> [Estratto della pagina]:
Cronaca / Cronaca

Commenta Stampa

Almeno 10 mila i manifestanti, non solo operai

Sciopero a Termini Imerese, ma Scajola pensa alla Cina


Sciopero a Termini Imerese, ma Scajola pensa alla Cina
14/12/2009, 12:12

TERMINI IMERESE - Si sono mossi in 10 mila almeno, questa mattina, da piazza Stazione a Termini Imerese, per manifestare contro la chiusura degli stabilimenti FIAT ivi presenti; chiusura prevista nel 2012. E non sono solo gli operai della FIAT e del'indotto, per i quali non si prospetta alcuna alternativa, se la FIAT va via. Ma anche studenti, negozianti, commercianti. Tutta la città è chiusa, per solidarietà. In testa al corteo, tra gli altri, anche il sindaco di Termini Imerese, Salvatore Burraffato. Le richieste dei manifestanti sono note: lo stabilimento FIAT di Termini Imerese deve continuare ad esistere. Anche se, ovviamente, la società torinese preferisce impiantare le proprie società all'estero, dove i salari sono un terzo o anche meno e non ci sono sindacati a disturbare.

> [Dati]:
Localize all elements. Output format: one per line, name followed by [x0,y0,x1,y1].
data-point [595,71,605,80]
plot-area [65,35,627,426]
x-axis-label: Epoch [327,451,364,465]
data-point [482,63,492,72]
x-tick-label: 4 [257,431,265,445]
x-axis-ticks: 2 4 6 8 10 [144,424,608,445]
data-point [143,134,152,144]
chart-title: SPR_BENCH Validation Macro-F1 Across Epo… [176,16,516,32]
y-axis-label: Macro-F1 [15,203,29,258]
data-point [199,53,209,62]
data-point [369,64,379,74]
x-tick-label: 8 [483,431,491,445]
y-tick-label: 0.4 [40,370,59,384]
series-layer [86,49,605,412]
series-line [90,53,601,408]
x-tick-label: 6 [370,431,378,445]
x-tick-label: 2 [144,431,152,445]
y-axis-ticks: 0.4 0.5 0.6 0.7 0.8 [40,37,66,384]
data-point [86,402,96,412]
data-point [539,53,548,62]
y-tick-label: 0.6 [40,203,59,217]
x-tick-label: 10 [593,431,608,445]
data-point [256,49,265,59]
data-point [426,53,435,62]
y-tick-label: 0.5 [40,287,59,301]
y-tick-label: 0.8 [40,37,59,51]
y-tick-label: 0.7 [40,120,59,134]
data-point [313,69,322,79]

> [Consegna A]: In base all'articolo sullo sciopero di Termini Imerese, spieghi perché la società torinese preferisce impiantare le proprie società all'estero.
> [Consegna B]: Secondo l'articolo sullo sciopero, in quale anno è prevista la chiusura degli stabilimenti FIAT di Termini Imerese?
> [Consegna C]: Prosegua l'articolo sullo sciopero di Termini Imerese dal punto in cui il testo si interrompe.

> [Risultato A]: La società torinese preferisce l'estero perché lì i salari sono un terzo o anche meno e non ci sono sindacati a disturbare.

> [Risultato B]: Nel 2012.

> [Risultato C]:
Il Ministro dello Sviluppo Economico, Claudio Scajola, a margine del forum Italia India, in svolgimento a New Delhi, ha dichiarato di vedere con favore l'idea di una cessione dello stabilimento siciliano al gruppo cinese Chery. "Noi vogliamo far crescere la produzione di auto in Italia. Ci auguriamo di farlo con Fiat ma siamo aperti a chiunque voglia venire", ha detto il ministro.